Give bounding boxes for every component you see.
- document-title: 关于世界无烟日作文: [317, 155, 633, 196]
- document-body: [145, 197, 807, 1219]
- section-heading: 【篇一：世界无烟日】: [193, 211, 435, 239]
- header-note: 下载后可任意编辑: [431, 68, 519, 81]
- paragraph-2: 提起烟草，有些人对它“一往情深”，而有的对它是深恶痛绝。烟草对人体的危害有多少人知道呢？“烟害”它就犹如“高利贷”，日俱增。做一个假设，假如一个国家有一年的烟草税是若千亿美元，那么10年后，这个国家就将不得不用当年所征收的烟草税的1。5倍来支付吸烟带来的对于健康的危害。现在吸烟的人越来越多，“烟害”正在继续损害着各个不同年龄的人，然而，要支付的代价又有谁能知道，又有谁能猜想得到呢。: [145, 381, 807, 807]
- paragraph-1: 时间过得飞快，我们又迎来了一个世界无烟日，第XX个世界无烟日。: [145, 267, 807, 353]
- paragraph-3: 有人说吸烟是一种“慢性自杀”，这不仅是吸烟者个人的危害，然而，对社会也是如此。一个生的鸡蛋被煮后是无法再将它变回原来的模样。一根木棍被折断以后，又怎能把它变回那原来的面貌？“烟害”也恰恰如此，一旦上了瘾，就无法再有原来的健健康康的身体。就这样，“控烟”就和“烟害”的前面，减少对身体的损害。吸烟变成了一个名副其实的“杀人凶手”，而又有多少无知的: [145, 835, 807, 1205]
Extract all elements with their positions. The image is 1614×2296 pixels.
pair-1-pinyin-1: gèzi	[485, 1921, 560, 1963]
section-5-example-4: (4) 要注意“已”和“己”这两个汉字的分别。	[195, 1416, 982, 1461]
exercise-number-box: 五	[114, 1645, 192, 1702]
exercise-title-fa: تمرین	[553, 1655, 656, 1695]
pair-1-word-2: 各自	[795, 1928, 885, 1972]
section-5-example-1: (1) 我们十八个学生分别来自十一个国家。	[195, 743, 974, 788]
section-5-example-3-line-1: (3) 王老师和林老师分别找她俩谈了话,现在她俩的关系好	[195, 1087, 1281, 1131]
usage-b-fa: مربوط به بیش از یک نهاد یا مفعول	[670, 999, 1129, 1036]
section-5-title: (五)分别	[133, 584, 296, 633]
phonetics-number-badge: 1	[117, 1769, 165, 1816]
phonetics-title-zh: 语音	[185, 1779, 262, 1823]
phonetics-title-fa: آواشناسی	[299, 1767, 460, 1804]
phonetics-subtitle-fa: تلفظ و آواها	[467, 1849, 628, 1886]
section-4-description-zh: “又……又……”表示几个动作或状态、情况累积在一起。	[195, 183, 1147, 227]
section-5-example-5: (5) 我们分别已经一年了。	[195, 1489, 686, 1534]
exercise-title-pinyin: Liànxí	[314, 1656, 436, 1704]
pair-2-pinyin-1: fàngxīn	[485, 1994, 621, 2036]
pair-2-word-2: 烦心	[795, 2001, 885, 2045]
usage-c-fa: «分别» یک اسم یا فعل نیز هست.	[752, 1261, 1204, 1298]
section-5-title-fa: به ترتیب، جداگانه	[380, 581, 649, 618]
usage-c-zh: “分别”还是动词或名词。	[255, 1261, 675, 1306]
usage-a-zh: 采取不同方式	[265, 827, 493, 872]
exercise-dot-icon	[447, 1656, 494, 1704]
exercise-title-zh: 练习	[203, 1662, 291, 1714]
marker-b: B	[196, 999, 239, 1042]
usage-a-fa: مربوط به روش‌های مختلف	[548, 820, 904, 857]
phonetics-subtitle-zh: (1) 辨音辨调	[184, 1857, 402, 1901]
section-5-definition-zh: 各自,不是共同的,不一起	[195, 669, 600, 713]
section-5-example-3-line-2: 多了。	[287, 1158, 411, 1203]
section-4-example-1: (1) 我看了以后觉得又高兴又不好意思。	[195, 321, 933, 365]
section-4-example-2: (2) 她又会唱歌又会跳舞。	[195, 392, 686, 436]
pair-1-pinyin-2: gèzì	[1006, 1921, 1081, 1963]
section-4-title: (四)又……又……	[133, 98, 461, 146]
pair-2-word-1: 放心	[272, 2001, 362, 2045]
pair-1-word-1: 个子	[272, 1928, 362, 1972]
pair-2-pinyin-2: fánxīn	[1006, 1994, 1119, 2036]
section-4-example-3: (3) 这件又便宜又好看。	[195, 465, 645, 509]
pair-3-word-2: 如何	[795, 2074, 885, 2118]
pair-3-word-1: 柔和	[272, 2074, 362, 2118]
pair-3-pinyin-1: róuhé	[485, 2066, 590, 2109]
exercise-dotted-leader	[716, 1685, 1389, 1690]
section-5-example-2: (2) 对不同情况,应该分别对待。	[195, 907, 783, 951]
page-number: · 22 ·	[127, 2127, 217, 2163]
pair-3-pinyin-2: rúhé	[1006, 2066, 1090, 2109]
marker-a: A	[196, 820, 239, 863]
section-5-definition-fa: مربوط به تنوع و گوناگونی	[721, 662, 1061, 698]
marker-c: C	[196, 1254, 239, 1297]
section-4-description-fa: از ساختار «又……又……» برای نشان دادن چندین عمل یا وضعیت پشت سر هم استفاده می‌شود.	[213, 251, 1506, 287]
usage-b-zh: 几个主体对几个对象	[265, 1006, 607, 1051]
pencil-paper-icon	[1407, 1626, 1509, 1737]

::::

▸ Brief:
Can you set down every one of the lines above again, word for word, with nothing changed, added, or left out?

▸ Problem solution:
Give bounding boxes for every component you see.
- document-title: 关于世界无烟日作文: [317, 155, 633, 196]
- document-body: [145, 197, 807, 1219]
- section-heading: 【篇一：世界无烟日】: [193, 211, 435, 239]
- header-note: 下载后可任意编辑: [431, 68, 519, 81]
- paragraph-2: 提起烟草，有些人对它“一往情深”，而有的对它是深恶痛绝。烟草对人体的危害有多少人知道呢？“烟害”它就犹如“高利贷”，日俱增。做一个假设，假如一个国家有一年的烟草税是若千亿美元，那么10年后，这个国家就将不得不用当年所征收的烟草税的1。5倍来支付吸烟带来的对于健康的危害。现在吸烟的人越来越多，“烟害”正在继续损害着各个不同年龄的人，然而，要支付的代价又有谁能知道，又有谁能猜想得到呢。: [145, 381, 807, 807]
- paragraph-1: 时间过得飞快，我们又迎来了一个世界无烟日，第XX个世界无烟日。: [145, 267, 807, 353]
- paragraph-3: 有人说吸烟是一种“慢性自杀”，这不仅是吸烟者个人的危害，然而，对社会也是如此。一个生的鸡蛋被煮后是无法再将它变回原来的模样。一根木棍被折断以后，又怎能把它变回那原来的面貌？“烟害”也恰恰如此，一旦上了瘾，就无法再有原来的健健康康的身体。就这样，“控烟”就和“烟害”的前面，减少对身体的损害。吸烟变成了一个名副其实的“杀人凶手”，而又有多少无知的: [145, 835, 807, 1205]
Extract all elements with their positions. The image is 1614×2296 pixels.
pair-1-pinyin-1: gèzi	[485, 1921, 560, 1963]
section-5-example-4: (4) 要注意“已”和“己”这两个汉字的分别。	[195, 1416, 982, 1461]
exercise-number-box: 五	[114, 1645, 192, 1702]
exercise-title-fa: تمرین	[553, 1655, 656, 1695]
pair-1-word-2: 各自	[795, 1928, 885, 1972]
section-5-example-1: (1) 我们十八个学生分别来自十一个国家。	[195, 743, 974, 788]
section-5-example-3-line-1: (3) 王老师和林老师分别找她俩谈了话,现在她俩的关系好	[195, 1087, 1281, 1131]
usage-b-fa: مربوط به بیش از یک نهاد یا مفعول	[670, 999, 1129, 1036]
section-5-title: (五)分别	[133, 584, 296, 633]
phonetics-number-badge: 1	[117, 1769, 165, 1816]
phonetics-title-zh: 语音	[185, 1779, 262, 1823]
phonetics-title-fa: آواشناسی	[299, 1767, 460, 1804]
phonetics-subtitle-fa: تلفظ و آواها	[467, 1849, 628, 1886]
section-4-description-zh: “又……又……”表示几个动作或状态、情况累积在一起。	[195, 183, 1147, 227]
section-5-example-5: (5) 我们分别已经一年了。	[195, 1489, 686, 1534]
exercise-title-pinyin: Liànxí	[314, 1656, 436, 1704]
pair-2-pinyin-1: fàngxīn	[485, 1994, 621, 2036]
pair-2-word-2: 烦心	[795, 2001, 885, 2045]
usage-c-fa: «分别» یک اسم یا فعل نیز هست.	[752, 1261, 1204, 1298]
section-5-title-fa: به ترتیب، جداگانه	[380, 581, 649, 618]
usage-c-zh: “分别”还是动词或名词。	[255, 1261, 675, 1306]
usage-a-zh: 采取不同方式	[265, 827, 493, 872]
exercise-dot-icon	[447, 1656, 494, 1704]
exercise-title-zh: 练习	[203, 1662, 291, 1714]
marker-b: B	[196, 999, 239, 1042]
usage-a-fa: مربوط به روش‌های مختلف	[548, 820, 904, 857]
phonetics-subtitle-zh: (1) 辨音辨调	[184, 1857, 402, 1901]
section-5-definition-zh: 各自,不是共同的,不一起	[195, 669, 600, 713]
section-5-example-3-line-2: 多了。	[287, 1158, 411, 1203]
section-4-example-1: (1) 我看了以后觉得又高兴又不好意思。	[195, 321, 933, 365]
section-4-example-2: (2) 她又会唱歌又会跳舞。	[195, 392, 686, 436]
pair-1-pinyin-2: gèzì	[1006, 1921, 1081, 1963]
section-4-title: (四)又……又……	[133, 98, 461, 146]
pair-2-word-1: 放心	[272, 2001, 362, 2045]
pair-1-word-1: 个子	[272, 1928, 362, 1972]
pair-2-pinyin-2: fánxīn	[1006, 1994, 1119, 2036]
section-4-example-3: (3) 这件又便宜又好看。	[195, 465, 645, 509]
pair-3-word-2: 如何	[795, 2074, 885, 2118]
pair-3-word-1: 柔和	[272, 2074, 362, 2118]
pair-3-pinyin-1: róuhé	[485, 2066, 590, 2109]
exercise-dotted-leader	[716, 1685, 1389, 1690]
section-5-example-2: (2) 对不同情况,应该分别对待。	[195, 907, 783, 951]
page-number: · 22 ·	[127, 2127, 217, 2163]
pair-3-pinyin-2: rúhé	[1006, 2066, 1090, 2109]
marker-a: A	[196, 820, 239, 863]
section-5-definition-fa: مربوط به تنوع و گوناگونی	[721, 662, 1061, 698]
marker-c: C	[196, 1254, 239, 1297]
section-4-description-fa: از ساختار «又……又……» برای نشان دادن چندین عمل یا وضعیت پشت سر هم استفاده می‌شود.	[213, 251, 1506, 287]
usage-b-zh: 几个主体对几个对象	[265, 1006, 607, 1051]
pencil-paper-icon	[1407, 1626, 1509, 1737]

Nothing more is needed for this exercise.